-- START --
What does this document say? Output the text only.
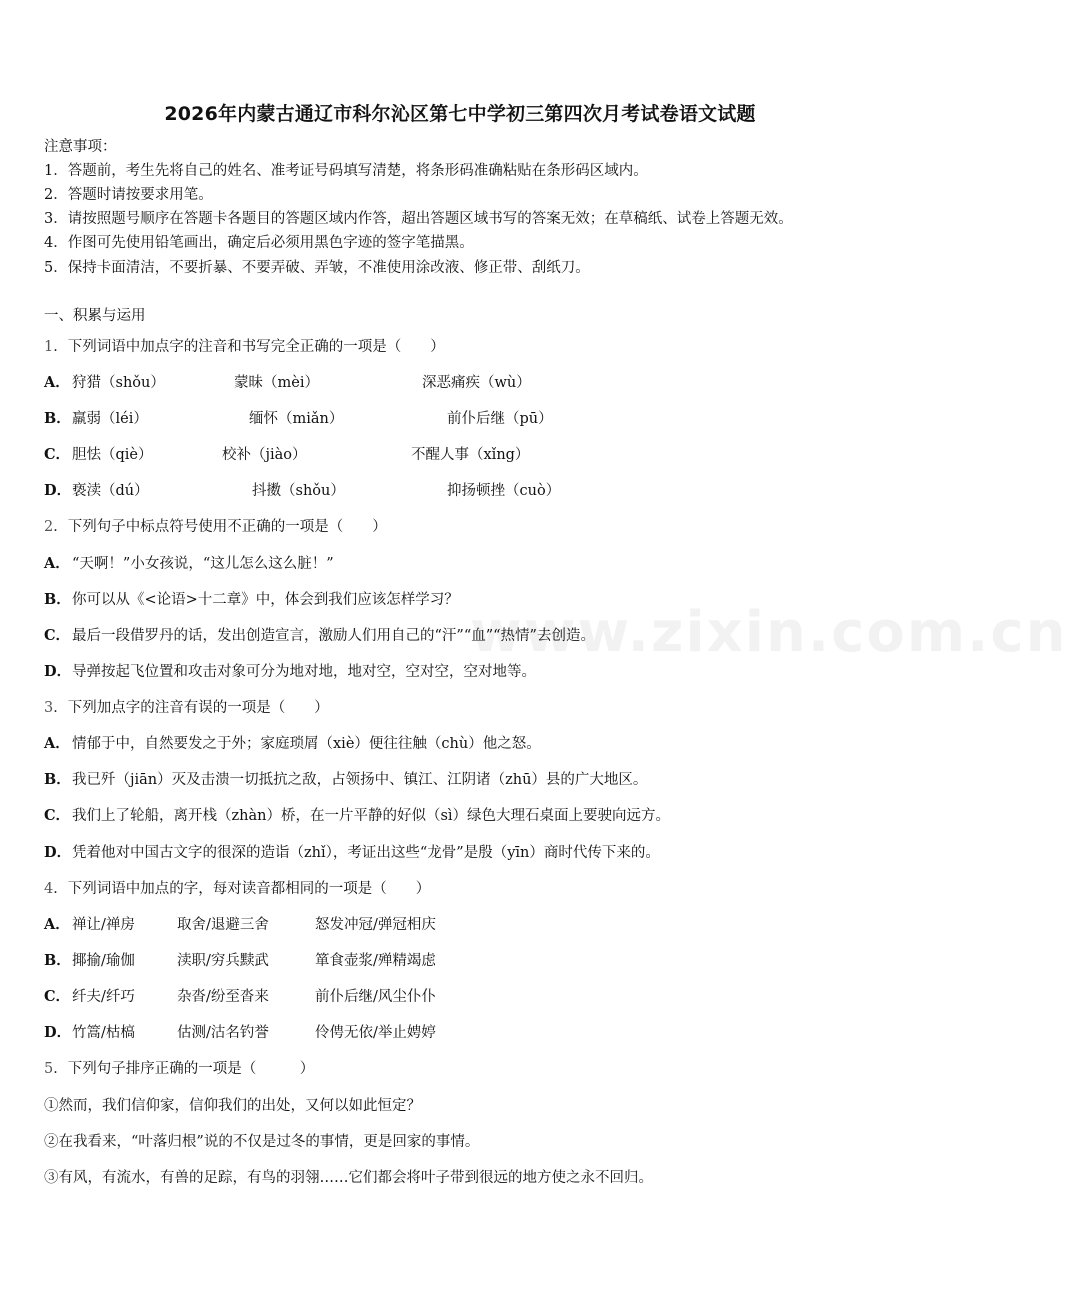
www.zixin.com.cn
2026年内蒙古通辽市科尔沁区第七中学初三第四次月考试卷语文试题
注意事项：
1．答题前，考生先将自己的姓名、准考证号码填写清楚，将条形码准确粘贴在条形码区域内。
2．答题时请按要求用笔。
3．请按照题号顺序在答题卡各题目的答题区域内作答，超出答题区域书写的答案无效；在草稿纸、试卷上答题无效。
4．作图可先使用铅笔画出，确定后必须用黑色字迹的签字笔描黑。
5．保持卡面清洁，不要折暴、不要弄破、弄皱，不准使用涂改液、修正带、刮纸刀。
一、积累与运用
1．下列词语中加点字的注音和书写完全正确的一项是（　　）
A． 狩猎（shǒu）	蒙昧（mèi）	深恶痛疾（wù）
B． 羸弱（léi）	缅怀（miǎn）	前仆后继（pū）
C． 胆怯（qiè）	校补（jiào）	不醒人事（xǐng）
D． 亵渎（dú）	抖擞（shǒu）	抑扬顿挫（cuò）
2．下列句子中标点符号使用不正确的一项是（　　）
A． “天啊！”小女孩说，“这儿怎么这么脏！”
B．你可以从《<论语>十二章》中，体会到我们应该怎样学习？
C． 最后一段借罗丹的话，发出创造宣言，激励人们用自己的“汗”“血”“热情”去创造。
D．导弹按起飞位置和攻击对象可分为地对地，地对空，空对空，空对地等。
3．下列加点字的注音有误的一项是（　　）
A． 情郁于中，自然要发之于外；家庭琐屑（xiè）便往往触（chù）他之怒。
B．我已歼（jiān）灭及击溃一切抵抗之敌，占领扬中、镇江、江阴诸（zhū）县的广大地区。
C． 我们上了轮船，离开栈（zhàn）桥，在一片平静的好似（sì）绿色大理石桌面上要驶向远方。
D．凭着他对中国古文字的很深的造诣（zhǐ），考证出这些“龙骨”是殷（yīn）商时代传下来的。
4．下列词语中加点的字，每对读音都相同的一项是（　　）
A． 禅让/禅房	取舍/退避三舍	怒发冲冠/弹冠相庆
B． 揶揄/瑜伽	渎职/穷兵黩武	箪食壶浆/殚精竭虑
C． 纤夫/纤巧	杂沓/纷至沓来	前仆后继/风尘仆仆
D． 竹篙/枯槁	估测/沽名钓誉	伶俜无依/举止娉婷
5．下列句子排序正确的一项是（　　　）
①然而，我们信仰家，信仰我们的出处，又何以如此恒定？
②在我看来，“叶落归根”说的不仅是过冬的事情，更是回家的事情。
③有风，有流水，有兽的足踪，有鸟的羽翎……它们都会将叶子带到很远的地方使之永不回归。
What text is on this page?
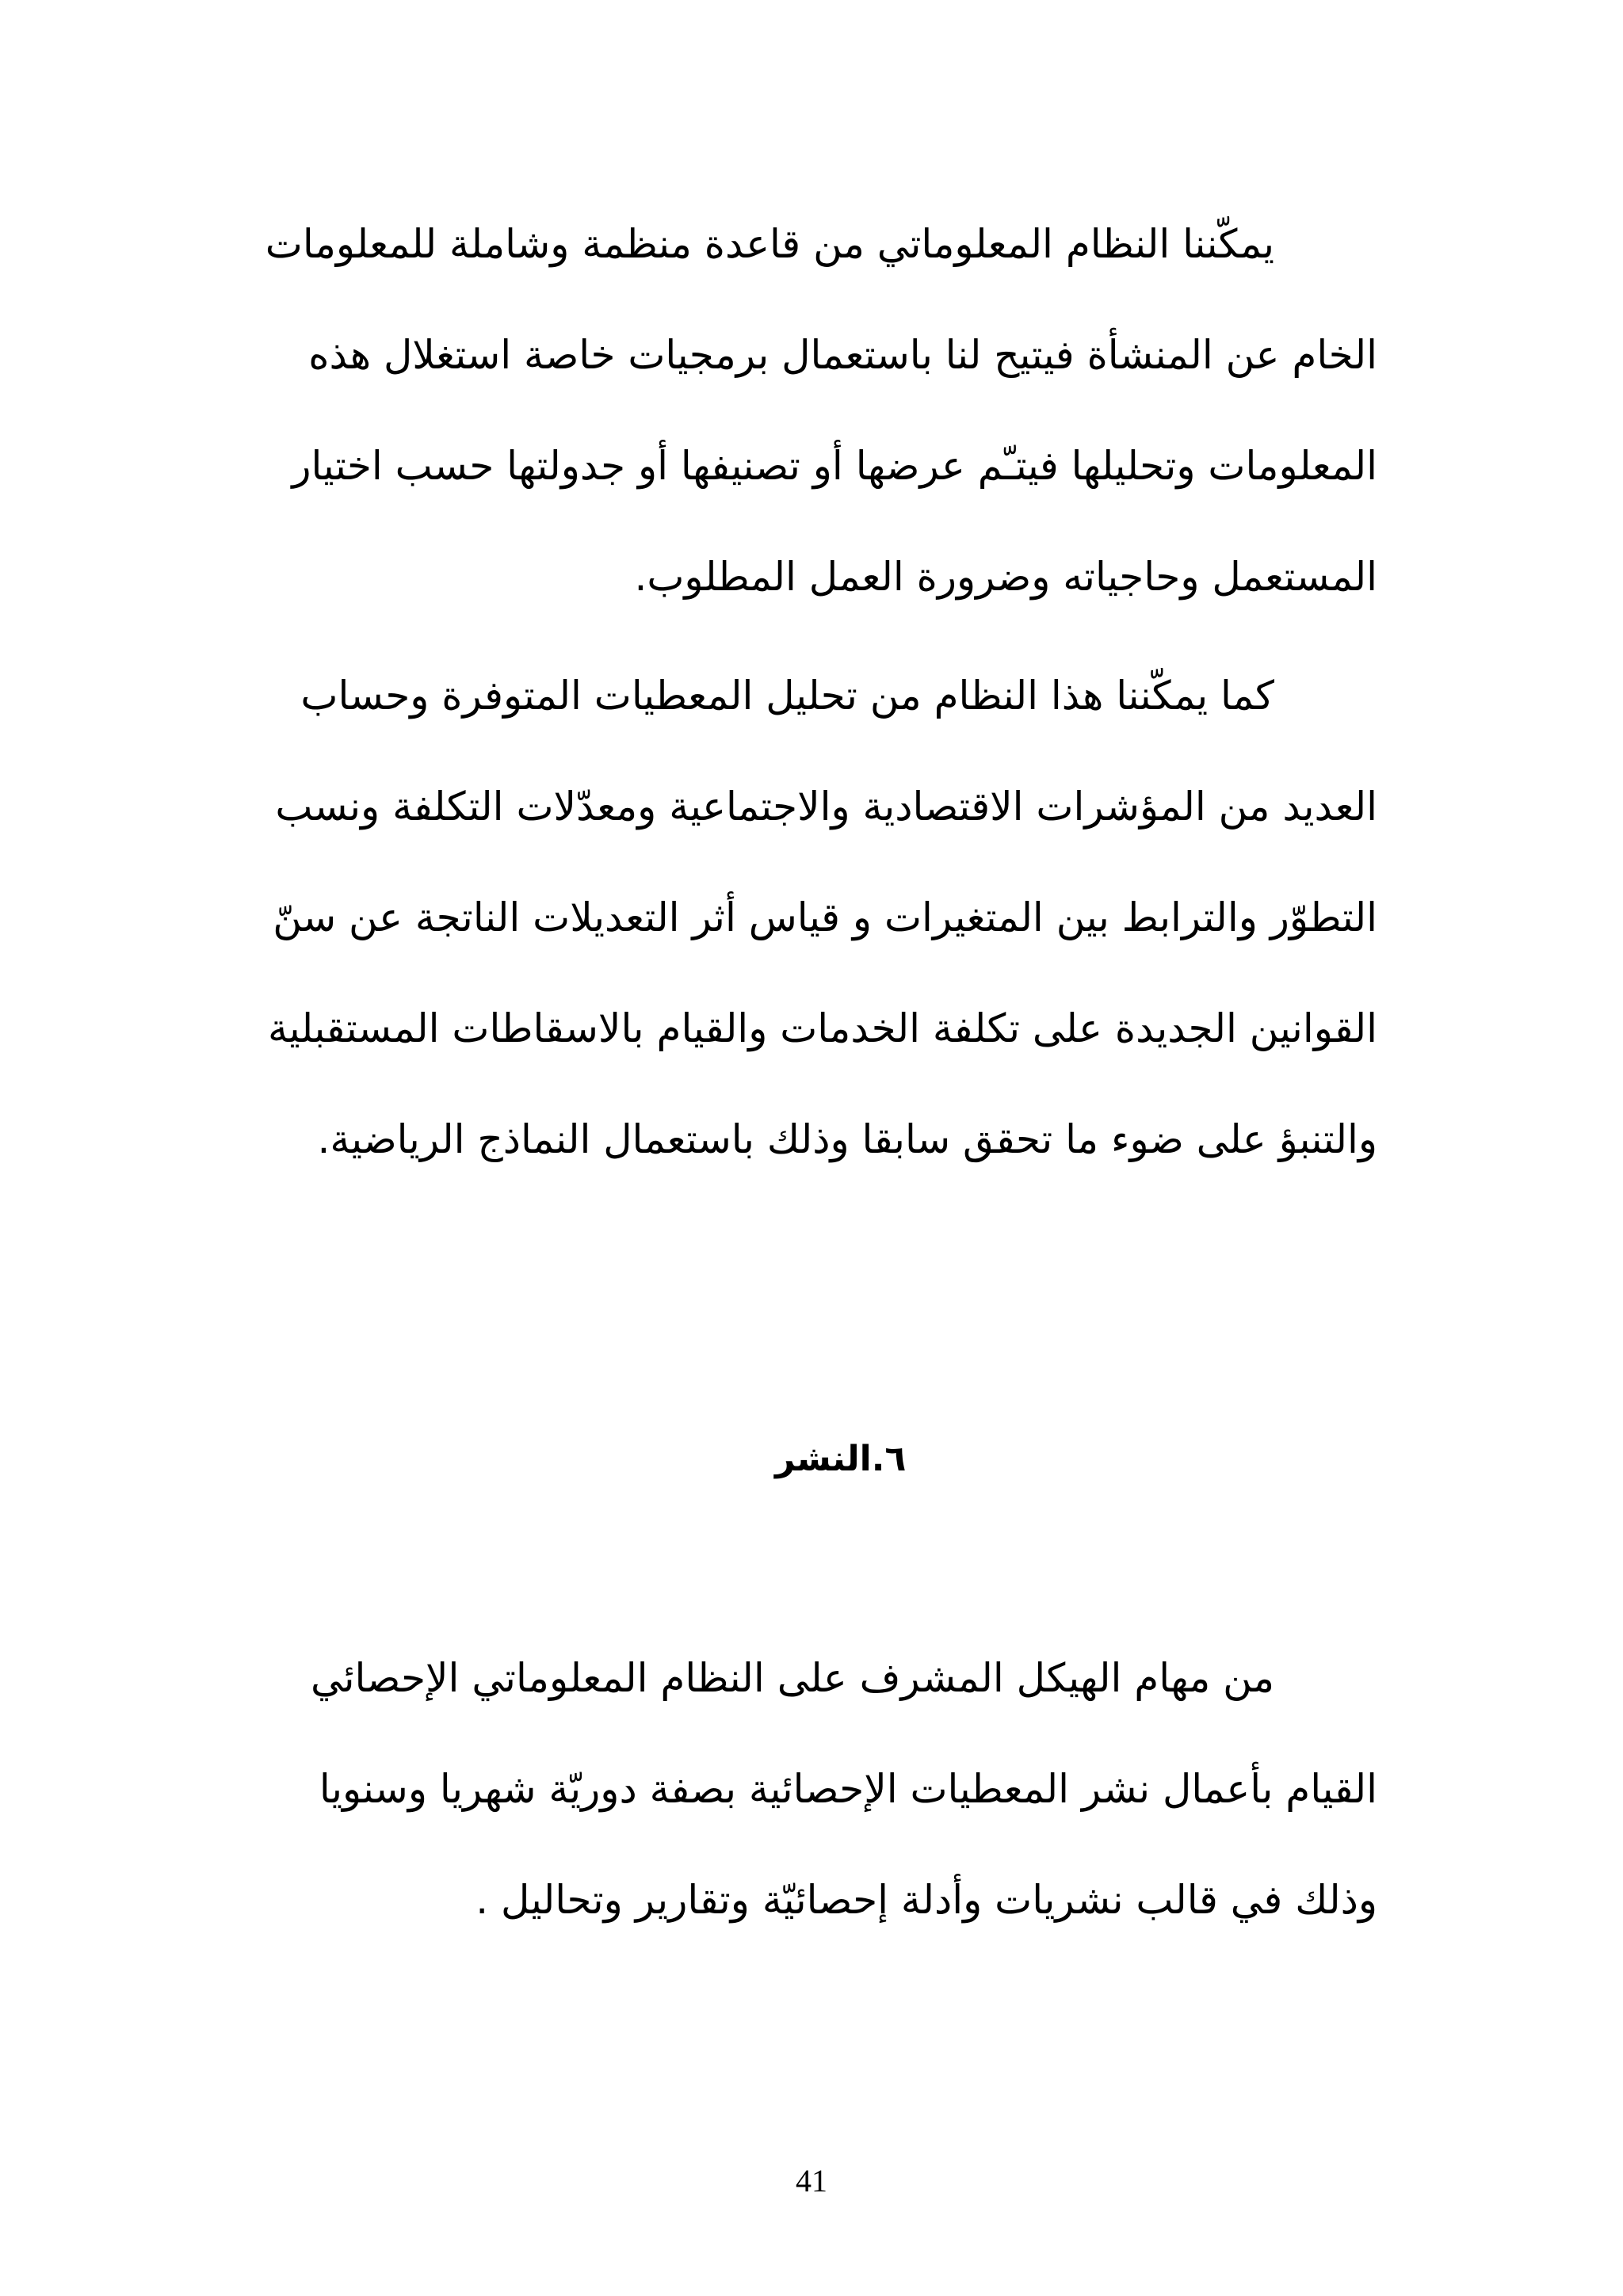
يمكّننا النظام المعلوماتي من قاعدة منظمة وشاملة للمعلومات
الخام عن المنشأة فيتيح لنا باستعمال برمجيات خاصة استغلال هذه
المعلومات وتحليلها فيتـّم عرضها أو تصنيفها أو جدولتها حسب اختيار
المستعمل وحاجياته وضرورة العمل المطلوب.
كما يمكّننا هذا النظام من تحليل المعطيات المتوفرة وحساب
العديد من المؤشرات الاقتصادية والاجتماعية ومعدّلات التكلفة ونسب
التطوّر والترابط بين المتغيرات و قياس أثر التعديلات الناتجة عن سنّ
القوانين الجديدة على تكلفة الخدمات والقيام بالاسقاطات المستقبلية
والتنبؤ على ضوء ما تحقق سابقا وذلك باستعمال النماذج الرياضية.
٦.النشر
من مهام الهيكل المشرف على النظام المعلوماتي الإحصائي
القيام بأعمال نشر المعطيات الإحصائية بصفة دوريّة شهريا وسنويا
وذلك في قالب نشريات وأدلة إحصائيّة وتقارير وتحاليل .
41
-- END --
* [Work instructions] Find every line above that contains the word "text", and return each one.

* [Finished exercise]
What does this document say? Output the text only.
What text is on this page?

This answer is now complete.